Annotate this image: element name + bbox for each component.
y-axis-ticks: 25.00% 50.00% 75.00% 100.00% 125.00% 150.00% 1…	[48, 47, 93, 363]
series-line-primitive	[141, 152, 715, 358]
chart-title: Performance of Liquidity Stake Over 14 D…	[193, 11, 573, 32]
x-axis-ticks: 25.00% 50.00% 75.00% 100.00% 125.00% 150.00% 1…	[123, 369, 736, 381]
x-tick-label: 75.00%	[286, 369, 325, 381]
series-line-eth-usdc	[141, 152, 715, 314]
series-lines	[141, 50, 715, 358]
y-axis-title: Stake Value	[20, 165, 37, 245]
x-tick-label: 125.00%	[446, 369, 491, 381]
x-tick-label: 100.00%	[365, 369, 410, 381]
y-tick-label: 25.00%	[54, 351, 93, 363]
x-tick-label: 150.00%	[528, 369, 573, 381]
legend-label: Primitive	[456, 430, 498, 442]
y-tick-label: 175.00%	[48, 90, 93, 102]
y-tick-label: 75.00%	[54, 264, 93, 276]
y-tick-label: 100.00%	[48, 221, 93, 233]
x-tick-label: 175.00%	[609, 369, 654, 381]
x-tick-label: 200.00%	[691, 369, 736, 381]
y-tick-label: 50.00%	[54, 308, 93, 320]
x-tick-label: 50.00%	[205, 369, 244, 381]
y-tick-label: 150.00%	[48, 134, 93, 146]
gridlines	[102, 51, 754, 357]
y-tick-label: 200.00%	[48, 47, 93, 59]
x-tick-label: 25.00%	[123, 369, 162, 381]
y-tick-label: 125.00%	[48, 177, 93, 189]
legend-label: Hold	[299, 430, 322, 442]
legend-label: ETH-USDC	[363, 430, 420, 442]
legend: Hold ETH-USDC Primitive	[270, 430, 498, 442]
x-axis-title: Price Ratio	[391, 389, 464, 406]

PROBLEM TO SOLVE –
Copy the entries above line for line, with no changes.

REPLY –
Annotate this image: element name + bbox for each component.
y-axis-ticks: 25.00% 50.00% 75.00% 100.00% 125.00% 150.00% 1…	[48, 47, 93, 363]
series-line-primitive	[141, 152, 715, 358]
chart-title: Performance of Liquidity Stake Over 14 D…	[193, 11, 573, 32]
x-axis-ticks: 25.00% 50.00% 75.00% 100.00% 125.00% 150.00% 1…	[123, 369, 736, 381]
x-tick-label: 75.00%	[286, 369, 325, 381]
series-line-eth-usdc	[141, 152, 715, 314]
series-lines	[141, 50, 715, 358]
y-axis-title: Stake Value	[20, 165, 37, 245]
x-tick-label: 125.00%	[446, 369, 491, 381]
x-tick-label: 100.00%	[365, 369, 410, 381]
y-tick-label: 25.00%	[54, 351, 93, 363]
x-tick-label: 150.00%	[528, 369, 573, 381]
legend-label: Primitive	[456, 430, 498, 442]
y-tick-label: 175.00%	[48, 90, 93, 102]
y-tick-label: 75.00%	[54, 264, 93, 276]
y-tick-label: 100.00%	[48, 221, 93, 233]
x-tick-label: 175.00%	[609, 369, 654, 381]
x-tick-label: 200.00%	[691, 369, 736, 381]
y-tick-label: 50.00%	[54, 308, 93, 320]
x-tick-label: 50.00%	[205, 369, 244, 381]
y-tick-label: 150.00%	[48, 134, 93, 146]
gridlines	[102, 51, 754, 357]
y-tick-label: 200.00%	[48, 47, 93, 59]
x-tick-label: 25.00%	[123, 369, 162, 381]
y-tick-label: 125.00%	[48, 177, 93, 189]
legend-label: Hold	[299, 430, 322, 442]
legend-label: ETH-USDC	[363, 430, 420, 442]
legend: Hold ETH-USDC Primitive	[270, 430, 498, 442]
x-axis-title: Price Ratio	[391, 389, 464, 406]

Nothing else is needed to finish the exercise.